## [EXERCISE DESCRIPTION]
Extract the lines that hold the string "JSON".

----------

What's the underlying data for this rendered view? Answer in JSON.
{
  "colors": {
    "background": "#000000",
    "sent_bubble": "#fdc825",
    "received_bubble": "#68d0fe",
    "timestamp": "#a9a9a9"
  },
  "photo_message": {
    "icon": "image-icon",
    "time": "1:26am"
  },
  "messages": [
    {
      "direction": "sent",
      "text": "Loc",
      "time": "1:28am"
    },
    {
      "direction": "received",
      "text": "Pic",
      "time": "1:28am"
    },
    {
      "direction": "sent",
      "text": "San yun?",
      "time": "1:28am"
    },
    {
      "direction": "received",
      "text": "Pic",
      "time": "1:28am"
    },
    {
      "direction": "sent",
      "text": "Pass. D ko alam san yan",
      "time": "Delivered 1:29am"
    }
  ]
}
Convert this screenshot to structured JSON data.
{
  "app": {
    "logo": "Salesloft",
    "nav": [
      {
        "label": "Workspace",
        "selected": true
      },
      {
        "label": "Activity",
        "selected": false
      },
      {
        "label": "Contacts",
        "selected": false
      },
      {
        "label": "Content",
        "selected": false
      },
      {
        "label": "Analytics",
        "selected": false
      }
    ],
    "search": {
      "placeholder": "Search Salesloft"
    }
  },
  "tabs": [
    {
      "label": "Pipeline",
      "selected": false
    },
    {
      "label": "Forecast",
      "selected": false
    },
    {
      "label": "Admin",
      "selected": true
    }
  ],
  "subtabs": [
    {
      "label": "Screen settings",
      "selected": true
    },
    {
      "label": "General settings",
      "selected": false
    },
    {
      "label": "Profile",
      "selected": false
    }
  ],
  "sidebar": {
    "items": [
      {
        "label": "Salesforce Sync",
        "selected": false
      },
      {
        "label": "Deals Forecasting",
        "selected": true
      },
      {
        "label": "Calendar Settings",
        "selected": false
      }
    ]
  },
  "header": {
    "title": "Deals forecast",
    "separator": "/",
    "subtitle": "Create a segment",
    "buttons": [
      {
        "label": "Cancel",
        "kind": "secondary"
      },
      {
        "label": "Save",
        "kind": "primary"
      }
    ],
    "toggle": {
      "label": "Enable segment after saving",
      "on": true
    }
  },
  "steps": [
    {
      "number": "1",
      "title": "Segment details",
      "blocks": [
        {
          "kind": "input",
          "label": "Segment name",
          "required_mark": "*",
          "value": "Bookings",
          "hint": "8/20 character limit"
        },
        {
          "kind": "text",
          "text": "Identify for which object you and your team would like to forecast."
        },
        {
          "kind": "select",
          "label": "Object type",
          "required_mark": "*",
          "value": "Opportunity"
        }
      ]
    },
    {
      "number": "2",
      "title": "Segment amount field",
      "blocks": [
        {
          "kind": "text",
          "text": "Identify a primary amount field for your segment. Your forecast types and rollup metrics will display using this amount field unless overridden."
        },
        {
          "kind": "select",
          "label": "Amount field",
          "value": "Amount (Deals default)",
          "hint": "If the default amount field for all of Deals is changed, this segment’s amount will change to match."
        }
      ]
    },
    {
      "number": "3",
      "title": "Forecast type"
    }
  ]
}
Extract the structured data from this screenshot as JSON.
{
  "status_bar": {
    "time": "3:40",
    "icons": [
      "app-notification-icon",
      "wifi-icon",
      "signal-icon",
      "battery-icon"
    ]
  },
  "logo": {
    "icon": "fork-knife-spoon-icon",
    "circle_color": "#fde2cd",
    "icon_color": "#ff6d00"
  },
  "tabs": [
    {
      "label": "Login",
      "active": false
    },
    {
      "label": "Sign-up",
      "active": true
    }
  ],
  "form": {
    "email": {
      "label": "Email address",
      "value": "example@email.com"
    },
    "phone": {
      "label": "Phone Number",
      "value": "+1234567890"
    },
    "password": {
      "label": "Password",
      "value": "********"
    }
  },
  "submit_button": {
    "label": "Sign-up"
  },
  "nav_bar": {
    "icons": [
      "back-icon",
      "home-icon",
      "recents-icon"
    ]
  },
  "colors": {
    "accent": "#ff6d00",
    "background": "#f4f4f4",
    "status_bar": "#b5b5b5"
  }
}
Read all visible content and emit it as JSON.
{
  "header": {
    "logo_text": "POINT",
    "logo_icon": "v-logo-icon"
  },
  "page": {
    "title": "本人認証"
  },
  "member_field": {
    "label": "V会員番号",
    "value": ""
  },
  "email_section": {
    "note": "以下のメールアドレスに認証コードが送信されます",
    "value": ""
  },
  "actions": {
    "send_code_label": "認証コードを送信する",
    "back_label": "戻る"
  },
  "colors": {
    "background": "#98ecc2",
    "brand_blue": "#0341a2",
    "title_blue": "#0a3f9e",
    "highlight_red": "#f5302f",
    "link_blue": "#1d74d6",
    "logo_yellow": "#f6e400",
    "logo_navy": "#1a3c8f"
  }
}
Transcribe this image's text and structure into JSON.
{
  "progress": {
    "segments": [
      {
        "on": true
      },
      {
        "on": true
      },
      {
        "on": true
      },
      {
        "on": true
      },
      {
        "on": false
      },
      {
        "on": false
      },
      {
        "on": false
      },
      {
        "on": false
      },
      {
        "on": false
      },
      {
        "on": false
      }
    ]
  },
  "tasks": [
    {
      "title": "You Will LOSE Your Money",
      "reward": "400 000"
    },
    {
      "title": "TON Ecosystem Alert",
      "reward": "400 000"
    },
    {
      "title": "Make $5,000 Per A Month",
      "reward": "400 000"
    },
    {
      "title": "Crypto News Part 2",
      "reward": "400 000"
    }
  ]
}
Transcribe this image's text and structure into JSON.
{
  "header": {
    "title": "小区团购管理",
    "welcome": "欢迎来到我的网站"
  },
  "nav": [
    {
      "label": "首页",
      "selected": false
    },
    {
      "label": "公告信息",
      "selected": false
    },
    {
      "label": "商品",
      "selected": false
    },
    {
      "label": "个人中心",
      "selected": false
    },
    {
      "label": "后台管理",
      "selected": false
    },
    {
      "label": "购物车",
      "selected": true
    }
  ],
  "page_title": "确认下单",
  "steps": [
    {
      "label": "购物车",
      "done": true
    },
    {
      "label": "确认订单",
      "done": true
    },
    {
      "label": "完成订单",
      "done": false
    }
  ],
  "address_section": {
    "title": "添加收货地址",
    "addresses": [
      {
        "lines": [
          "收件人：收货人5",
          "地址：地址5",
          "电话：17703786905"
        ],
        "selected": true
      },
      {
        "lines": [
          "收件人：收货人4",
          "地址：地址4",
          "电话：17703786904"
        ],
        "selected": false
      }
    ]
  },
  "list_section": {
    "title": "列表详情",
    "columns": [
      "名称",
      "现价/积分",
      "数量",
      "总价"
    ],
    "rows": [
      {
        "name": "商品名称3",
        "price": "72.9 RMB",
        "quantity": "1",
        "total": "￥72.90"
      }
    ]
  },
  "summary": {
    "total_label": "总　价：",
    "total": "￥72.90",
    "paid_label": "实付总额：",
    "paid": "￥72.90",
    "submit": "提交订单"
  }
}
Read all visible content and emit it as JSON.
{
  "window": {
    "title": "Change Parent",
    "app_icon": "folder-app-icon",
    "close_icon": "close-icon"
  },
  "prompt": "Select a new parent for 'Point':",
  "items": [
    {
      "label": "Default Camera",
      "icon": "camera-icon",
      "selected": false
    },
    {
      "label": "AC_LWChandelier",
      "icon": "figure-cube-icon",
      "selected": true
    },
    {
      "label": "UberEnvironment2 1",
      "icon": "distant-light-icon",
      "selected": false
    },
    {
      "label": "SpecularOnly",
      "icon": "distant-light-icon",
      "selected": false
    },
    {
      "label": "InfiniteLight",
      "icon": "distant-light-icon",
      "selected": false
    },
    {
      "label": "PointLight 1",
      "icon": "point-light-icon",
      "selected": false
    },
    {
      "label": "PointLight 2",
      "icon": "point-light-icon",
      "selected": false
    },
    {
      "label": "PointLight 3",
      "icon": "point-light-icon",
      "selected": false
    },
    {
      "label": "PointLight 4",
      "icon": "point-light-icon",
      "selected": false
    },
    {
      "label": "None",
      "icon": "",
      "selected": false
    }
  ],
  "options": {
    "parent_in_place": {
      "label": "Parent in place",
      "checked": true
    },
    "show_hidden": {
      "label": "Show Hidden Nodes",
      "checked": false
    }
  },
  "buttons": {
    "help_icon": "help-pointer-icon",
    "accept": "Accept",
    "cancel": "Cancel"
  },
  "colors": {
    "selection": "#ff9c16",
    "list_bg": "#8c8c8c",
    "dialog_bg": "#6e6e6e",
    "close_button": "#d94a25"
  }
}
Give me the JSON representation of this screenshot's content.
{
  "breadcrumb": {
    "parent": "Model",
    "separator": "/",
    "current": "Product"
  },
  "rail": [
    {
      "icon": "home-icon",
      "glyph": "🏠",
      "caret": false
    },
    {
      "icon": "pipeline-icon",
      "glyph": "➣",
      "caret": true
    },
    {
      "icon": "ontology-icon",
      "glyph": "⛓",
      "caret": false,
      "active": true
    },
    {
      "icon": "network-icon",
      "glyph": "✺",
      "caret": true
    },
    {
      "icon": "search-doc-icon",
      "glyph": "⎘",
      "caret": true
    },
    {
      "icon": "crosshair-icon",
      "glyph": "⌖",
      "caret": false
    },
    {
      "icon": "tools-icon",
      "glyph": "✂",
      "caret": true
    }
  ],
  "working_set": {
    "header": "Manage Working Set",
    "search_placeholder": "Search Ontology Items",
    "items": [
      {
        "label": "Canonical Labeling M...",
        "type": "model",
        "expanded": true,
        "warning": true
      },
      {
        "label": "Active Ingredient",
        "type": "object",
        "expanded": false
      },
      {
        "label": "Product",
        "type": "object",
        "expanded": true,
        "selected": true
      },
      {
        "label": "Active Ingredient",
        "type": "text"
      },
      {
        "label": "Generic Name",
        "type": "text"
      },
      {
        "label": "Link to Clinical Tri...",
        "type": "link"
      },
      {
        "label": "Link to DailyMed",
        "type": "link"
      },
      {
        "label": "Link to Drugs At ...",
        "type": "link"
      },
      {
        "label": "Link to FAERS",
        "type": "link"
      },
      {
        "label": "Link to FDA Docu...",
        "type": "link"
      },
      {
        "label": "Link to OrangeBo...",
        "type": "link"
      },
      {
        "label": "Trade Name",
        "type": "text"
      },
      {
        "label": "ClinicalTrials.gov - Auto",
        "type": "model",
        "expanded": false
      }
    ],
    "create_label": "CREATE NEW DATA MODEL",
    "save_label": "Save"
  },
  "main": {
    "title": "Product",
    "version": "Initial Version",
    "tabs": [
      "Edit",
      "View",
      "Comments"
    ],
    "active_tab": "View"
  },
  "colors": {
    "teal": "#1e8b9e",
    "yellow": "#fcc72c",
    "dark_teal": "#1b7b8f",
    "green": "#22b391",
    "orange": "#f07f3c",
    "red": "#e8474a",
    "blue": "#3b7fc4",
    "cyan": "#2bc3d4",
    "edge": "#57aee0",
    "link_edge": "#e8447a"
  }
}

----------

## [ANSWER TO THIS EXERCISE]
What's the underlying data for this rendered view? Answer in JSON.
Convert this screenshot to structured JSON data.
Extract the structured data from this screenshot as JSON.
Read all visible content and emit it as JSON.
Transcribe this image's text and structure into JSON.
Transcribe this image's text and structure into JSON.
Read all visible content and emit it as JSON.
Give me the JSON representation of this screenshot's content.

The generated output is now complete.